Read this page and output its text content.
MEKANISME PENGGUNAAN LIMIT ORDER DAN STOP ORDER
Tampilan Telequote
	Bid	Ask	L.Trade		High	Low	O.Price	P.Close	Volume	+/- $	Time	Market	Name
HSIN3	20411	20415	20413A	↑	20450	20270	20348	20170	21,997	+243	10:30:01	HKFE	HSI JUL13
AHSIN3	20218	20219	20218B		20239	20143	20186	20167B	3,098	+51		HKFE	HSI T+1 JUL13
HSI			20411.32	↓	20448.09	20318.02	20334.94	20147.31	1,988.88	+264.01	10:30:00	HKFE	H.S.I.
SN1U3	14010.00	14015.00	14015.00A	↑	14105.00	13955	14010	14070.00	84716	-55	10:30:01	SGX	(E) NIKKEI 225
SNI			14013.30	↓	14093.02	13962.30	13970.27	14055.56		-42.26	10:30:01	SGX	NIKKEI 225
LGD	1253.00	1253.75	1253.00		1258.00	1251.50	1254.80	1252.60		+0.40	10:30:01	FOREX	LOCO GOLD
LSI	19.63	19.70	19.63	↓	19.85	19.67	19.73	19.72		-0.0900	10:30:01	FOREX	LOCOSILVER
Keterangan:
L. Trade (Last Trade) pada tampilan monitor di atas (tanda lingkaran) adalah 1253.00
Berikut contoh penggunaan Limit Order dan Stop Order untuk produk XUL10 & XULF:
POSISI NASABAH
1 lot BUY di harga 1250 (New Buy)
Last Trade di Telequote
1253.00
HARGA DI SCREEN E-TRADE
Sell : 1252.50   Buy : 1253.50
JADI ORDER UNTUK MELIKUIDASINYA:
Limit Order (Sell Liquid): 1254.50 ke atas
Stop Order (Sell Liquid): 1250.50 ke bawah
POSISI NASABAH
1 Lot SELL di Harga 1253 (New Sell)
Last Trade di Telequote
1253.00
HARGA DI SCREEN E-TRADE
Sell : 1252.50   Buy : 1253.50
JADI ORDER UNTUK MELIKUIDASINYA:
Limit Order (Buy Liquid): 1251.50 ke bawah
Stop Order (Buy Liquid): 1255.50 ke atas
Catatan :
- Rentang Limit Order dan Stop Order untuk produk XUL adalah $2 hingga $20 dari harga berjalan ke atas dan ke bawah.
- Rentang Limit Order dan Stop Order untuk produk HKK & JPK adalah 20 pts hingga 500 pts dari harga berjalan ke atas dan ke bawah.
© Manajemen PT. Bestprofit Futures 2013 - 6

====

### What you have to do
Repeat the records above exactly, from the first line to the last.

### Task result
Read this page and output its text content.
MEKANISME PENGGUNAAN LIMIT ORDER DAN STOP ORDER
Tampilan Telequote
	Bid	Ask	L.Trade		High	Low	O.Price	P.Close	Volume	+/- $	Time	Market	Name
HSIN3	20411	20415	20413A	↑	20450	20270	20348	20170	21,997	+243	10:30:01	HKFE	HSI JUL13
AHSIN3	20218	20219	20218B		20239	20143	20186	20167B	3,098	+51		HKFE	HSI T+1 JUL13
HSI			20411.32	↓	20448.09	20318.02	20334.94	20147.31	1,988.88	+264.01	10:30:00	HKFE	H.S.I.
SN1U3	14010.00	14015.00	14015.00A	↑	14105.00	13955	14010	14070.00	84716	-55	10:30:01	SGX	(E) NIKKEI 225
SNI			14013.30	↓	14093.02	13962.30	13970.27	14055.56		-42.26	10:30:01	SGX	NIKKEI 225
LGD	1253.00	1253.75	1253.00		1258.00	1251.50	1254.80	1252.60		+0.40	10:30:01	FOREX	LOCO GOLD
LSI	19.63	19.70	19.63	↓	19.85	19.67	19.73	19.72		-0.0900	10:30:01	FOREX	LOCOSILVER
Keterangan:
L. Trade (Last Trade) pada tampilan monitor di atas (tanda lingkaran) adalah 1253.00
Berikut contoh penggunaan Limit Order dan Stop Order untuk produk XUL10 & XULF:
POSISI NASABAH
1 lot BUY di harga 1250 (New Buy)
Last Trade di Telequote
1253.00
HARGA DI SCREEN E-TRADE
Sell : 1252.50   Buy : 1253.50
JADI ORDER UNTUK MELIKUIDASINYA:
Limit Order (Sell Liquid): 1254.50 ke atas
Stop Order (Sell Liquid): 1250.50 ke bawah
POSISI NASABAH
1 Lot SELL di Harga 1253 (New Sell)
Last Trade di Telequote
1253.00
HARGA DI SCREEN E-TRADE
Sell : 1252.50   Buy : 1253.50
JADI ORDER UNTUK MELIKUIDASINYA:
Limit Order (Buy Liquid): 1251.50 ke bawah
Stop Order (Buy Liquid): 1255.50 ke atas
Catatan :
- Rentang Limit Order dan Stop Order untuk produk XUL adalah $2 hingga $20 dari harga berjalan ke atas dan ke bawah.
- Rentang Limit Order dan Stop Order untuk produk HKK & JPK adalah 20 pts hingga 500 pts dari harga berjalan ke atas dan ke bawah.
© Manajemen PT. Bestprofit Futures 2013 - 6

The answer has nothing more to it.